▶ Task statement
Reproduce every entry exactly.

▶ Raw data
......
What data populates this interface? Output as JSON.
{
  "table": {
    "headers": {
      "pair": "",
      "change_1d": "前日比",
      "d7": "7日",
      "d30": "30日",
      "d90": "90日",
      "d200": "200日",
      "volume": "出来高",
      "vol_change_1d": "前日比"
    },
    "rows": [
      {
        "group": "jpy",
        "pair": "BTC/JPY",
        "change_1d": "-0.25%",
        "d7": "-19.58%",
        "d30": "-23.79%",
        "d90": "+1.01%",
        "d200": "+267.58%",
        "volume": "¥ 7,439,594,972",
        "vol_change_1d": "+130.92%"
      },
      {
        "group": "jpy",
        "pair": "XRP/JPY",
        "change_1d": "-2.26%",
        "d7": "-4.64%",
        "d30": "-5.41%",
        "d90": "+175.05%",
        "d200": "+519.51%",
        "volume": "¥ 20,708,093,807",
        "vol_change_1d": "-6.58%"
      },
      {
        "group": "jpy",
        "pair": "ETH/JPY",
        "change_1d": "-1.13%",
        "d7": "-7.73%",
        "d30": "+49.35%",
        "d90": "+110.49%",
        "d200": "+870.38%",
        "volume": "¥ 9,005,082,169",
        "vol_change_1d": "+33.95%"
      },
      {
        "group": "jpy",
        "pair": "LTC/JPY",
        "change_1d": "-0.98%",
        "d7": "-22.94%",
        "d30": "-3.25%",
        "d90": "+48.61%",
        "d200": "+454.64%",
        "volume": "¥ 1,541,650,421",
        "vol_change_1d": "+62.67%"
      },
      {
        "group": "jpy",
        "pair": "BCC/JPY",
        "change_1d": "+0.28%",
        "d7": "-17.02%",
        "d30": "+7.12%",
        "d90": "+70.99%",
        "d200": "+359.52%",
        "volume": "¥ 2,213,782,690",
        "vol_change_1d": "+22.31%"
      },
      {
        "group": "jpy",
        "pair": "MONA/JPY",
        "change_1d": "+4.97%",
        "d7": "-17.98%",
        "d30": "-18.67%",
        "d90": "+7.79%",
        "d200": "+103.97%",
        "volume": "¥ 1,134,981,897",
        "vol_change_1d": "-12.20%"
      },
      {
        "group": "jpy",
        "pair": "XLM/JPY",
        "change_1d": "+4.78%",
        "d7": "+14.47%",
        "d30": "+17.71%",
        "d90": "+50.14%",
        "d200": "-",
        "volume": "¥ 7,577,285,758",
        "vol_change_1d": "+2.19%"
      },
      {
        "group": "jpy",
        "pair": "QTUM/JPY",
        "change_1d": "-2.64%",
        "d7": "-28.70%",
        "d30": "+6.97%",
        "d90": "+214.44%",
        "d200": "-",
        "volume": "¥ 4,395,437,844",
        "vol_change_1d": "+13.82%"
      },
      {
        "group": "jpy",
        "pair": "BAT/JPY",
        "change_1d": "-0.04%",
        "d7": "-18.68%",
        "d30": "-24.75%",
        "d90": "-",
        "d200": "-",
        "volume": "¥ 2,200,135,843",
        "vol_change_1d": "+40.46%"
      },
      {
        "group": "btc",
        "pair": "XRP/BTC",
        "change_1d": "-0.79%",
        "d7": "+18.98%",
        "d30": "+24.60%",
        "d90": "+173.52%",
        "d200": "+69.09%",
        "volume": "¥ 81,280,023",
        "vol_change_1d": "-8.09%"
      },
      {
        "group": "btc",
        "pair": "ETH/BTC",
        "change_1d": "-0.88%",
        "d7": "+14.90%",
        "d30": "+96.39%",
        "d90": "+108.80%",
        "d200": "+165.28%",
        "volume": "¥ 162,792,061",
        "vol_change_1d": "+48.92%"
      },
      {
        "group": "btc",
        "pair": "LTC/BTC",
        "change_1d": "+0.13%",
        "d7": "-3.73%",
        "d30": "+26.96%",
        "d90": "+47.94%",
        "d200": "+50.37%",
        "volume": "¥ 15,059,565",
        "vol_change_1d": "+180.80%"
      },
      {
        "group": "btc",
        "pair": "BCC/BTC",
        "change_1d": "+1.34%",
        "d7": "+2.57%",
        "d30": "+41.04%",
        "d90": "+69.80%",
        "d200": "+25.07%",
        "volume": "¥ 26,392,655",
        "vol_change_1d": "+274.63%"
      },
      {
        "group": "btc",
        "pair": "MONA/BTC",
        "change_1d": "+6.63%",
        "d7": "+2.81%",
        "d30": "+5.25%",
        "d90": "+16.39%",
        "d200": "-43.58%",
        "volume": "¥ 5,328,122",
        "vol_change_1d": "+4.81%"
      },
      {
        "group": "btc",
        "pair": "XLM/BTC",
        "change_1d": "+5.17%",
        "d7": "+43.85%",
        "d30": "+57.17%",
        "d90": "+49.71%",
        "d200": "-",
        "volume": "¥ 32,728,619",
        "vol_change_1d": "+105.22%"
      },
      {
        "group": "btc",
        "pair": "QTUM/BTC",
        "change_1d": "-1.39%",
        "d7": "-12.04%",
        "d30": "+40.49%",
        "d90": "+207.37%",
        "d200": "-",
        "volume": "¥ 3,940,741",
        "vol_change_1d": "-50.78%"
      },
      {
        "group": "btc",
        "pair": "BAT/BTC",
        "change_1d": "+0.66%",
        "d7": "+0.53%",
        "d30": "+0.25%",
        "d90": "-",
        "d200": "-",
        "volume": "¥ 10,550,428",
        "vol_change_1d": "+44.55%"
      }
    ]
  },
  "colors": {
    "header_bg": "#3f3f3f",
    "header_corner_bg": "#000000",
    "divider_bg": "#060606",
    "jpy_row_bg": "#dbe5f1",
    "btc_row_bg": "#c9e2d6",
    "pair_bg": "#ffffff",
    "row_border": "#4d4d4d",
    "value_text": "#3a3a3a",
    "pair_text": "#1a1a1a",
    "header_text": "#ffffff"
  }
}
......
▶ Task answer
What data populates this interface? Output as JSON.
{
  "table": {
    "headers": {
      "pair": "",
      "change_1d": "前日比",
      "d7": "7日",
      "d30": "30日",
      "d90": "90日",
      "d200": "200日",
      "volume": "出来高",
      "vol_change_1d": "前日比"
    },
    "rows": [
      {
        "group": "jpy",
        "pair": "BTC/JPY",
        "change_1d": "-0.25%",
        "d7": "-19.58%",
        "d30": "-23.79%",
        "d90": "+1.01%",
        "d200": "+267.58%",
        "volume": "¥ 7,439,594,972",
        "vol_change_1d": "+130.92%"
      },
      {
        "group": "jpy",
        "pair": "XRP/JPY",
        "change_1d": "-2.26%",
        "d7": "-4.64%",
        "d30": "-5.41%",
        "d90": "+175.05%",
        "d200": "+519.51%",
        "volume": "¥ 20,708,093,807",
        "vol_change_1d": "-6.58%"
      },
      {
        "group": "jpy",
        "pair": "ETH/JPY",
        "change_1d": "-1.13%",
        "d7": "-7.73%",
        "d30": "+49.35%",
        "d90": "+110.49%",
        "d200": "+870.38%",
        "volume": "¥ 9,005,082,169",
        "vol_change_1d": "+33.95%"
      },
      {
        "group": "jpy",
        "pair": "LTC/JPY",
        "change_1d": "-0.98%",
        "d7": "-22.94%",
        "d30": "-3.25%",
        "d90": "+48.61%",
        "d200": "+454.64%",
        "volume": "¥ 1,541,650,421",
        "vol_change_1d": "+62.67%"
      },
      {
        "group": "jpy",
        "pair": "BCC/JPY",
        "change_1d": "+0.28%",
        "d7": "-17.02%",
        "d30": "+7.12%",
        "d90": "+70.99%",
        "d200": "+359.52%",
        "volume": "¥ 2,213,782,690",
        "vol_change_1d": "+22.31%"
      },
      {
        "group": "jpy",
        "pair": "MONA/JPY",
        "change_1d": "+4.97%",
        "d7": "-17.98%",
        "d30": "-18.67%",
        "d90": "+7.79%",
        "d200": "+103.97%",
        "volume": "¥ 1,134,981,897",
        "vol_change_1d": "-12.20%"
      },
      {
        "group": "jpy",
        "pair": "XLM/JPY",
        "change_1d": "+4.78%",
        "d7": "+14.47%",
        "d30": "+17.71%",
        "d90": "+50.14%",
        "d200": "-",
        "volume": "¥ 7,577,285,758",
        "vol_change_1d": "+2.19%"
      },
      {
        "group": "jpy",
        "pair": "QTUM/JPY",
        "change_1d": "-2.64%",
        "d7": "-28.70%",
        "d30": "+6.97%",
        "d90": "+214.44%",
        "d200": "-",
        "volume": "¥ 4,395,437,844",
        "vol_change_1d": "+13.82%"
      },
      {
        "group": "jpy",
        "pair": "BAT/JPY",
        "change_1d": "-0.04%",
        "d7": "-18.68%",
        "d30": "-24.75%",
        "d90": "-",
        "d200": "-",
        "volume": "¥ 2,200,135,843",
        "vol_change_1d": "+40.46%"
      },
      {
        "group": "btc",
        "pair": "XRP/BTC",
        "change_1d": "-0.79%",
        "d7": "+18.98%",
        "d30": "+24.60%",
        "d90": "+173.52%",
        "d200": "+69.09%",
        "volume": "¥ 81,280,023",
        "vol_change_1d": "-8.09%"
      },
      {
        "group": "btc",
        "pair": "ETH/BTC",
        "change_1d": "-0.88%",
        "d7": "+14.90%",
        "d30": "+96.39%",
        "d90": "+108.80%",
        "d200": "+165.28%",
        "volume": "¥ 162,792,061",
        "vol_change_1d": "+48.92%"
      },
      {
        "group": "btc",
        "pair": "LTC/BTC",
        "change_1d": "+0.13%",
        "d7": "-3.73%",
        "d30": "+26.96%",
        "d90": "+47.94%",
        "d200": "+50.37%",
        "volume": "¥ 15,059,565",
        "vol_change_1d": "+180.80%"
      },
      {
        "group": "btc",
        "pair": "BCC/BTC",
        "change_1d": "+1.34%",
        "d7": "+2.57%",
        "d30": "+41.04%",
        "d90": "+69.80%",
        "d200": "+25.07%",
        "volume": "¥ 26,392,655",
        "vol_change_1d": "+274.63%"
      },
      {
        "group": "btc",
        "pair": "MONA/BTC",
        "change_1d": "+6.63%",
        "d7": "+2.81%",
        "d30": "+5.25%",
        "d90": "+16.39%",
        "d200": "-43.58%",
        "volume": "¥ 5,328,122",
        "vol_change_1d": "+4.81%"
      },
      {
        "group": "btc",
        "pair": "XLM/BTC",
        "change_1d": "+5.17%",
        "d7": "+43.85%",
        "d30": "+57.17%",
        "d90": "+49.71%",
        "d200": "-",
        "volume": "¥ 32,728,619",
        "vol_change_1d": "+105.22%"
      },
      {
        "group": "btc",
        "pair": "QTUM/BTC",
        "change_1d": "-1.39%",
        "d7": "-12.04%",
        "d30": "+40.49%",
        "d90": "+207.37%",
        "d200": "-",
        "volume": "¥ 3,940,741",
        "vol_change_1d": "-50.78%"
      },
      {
        "group": "btc",
        "pair": "BAT/BTC",
        "change_1d": "+0.66%",
        "d7": "+0.53%",
        "d30": "+0.25%",
        "d90": "-",
        "d200": "-",
        "volume": "¥ 10,550,428",
        "vol_change_1d": "+44.55%"
      }
    ]
  },
  "colors": {
    "header_bg": "#3f3f3f",
    "header_corner_bg": "#000000",
    "divider_bg": "#060606",
    "jpy_row_bg": "#dbe5f1",
    "btc_row_bg": "#c9e2d6",
    "pair_bg": "#ffffff",
    "row_border": "#4d4d4d",
    "value_text": "#3a3a3a",
    "pair_text": "#1a1a1a",
    "header_text": "#ffffff"
  }
}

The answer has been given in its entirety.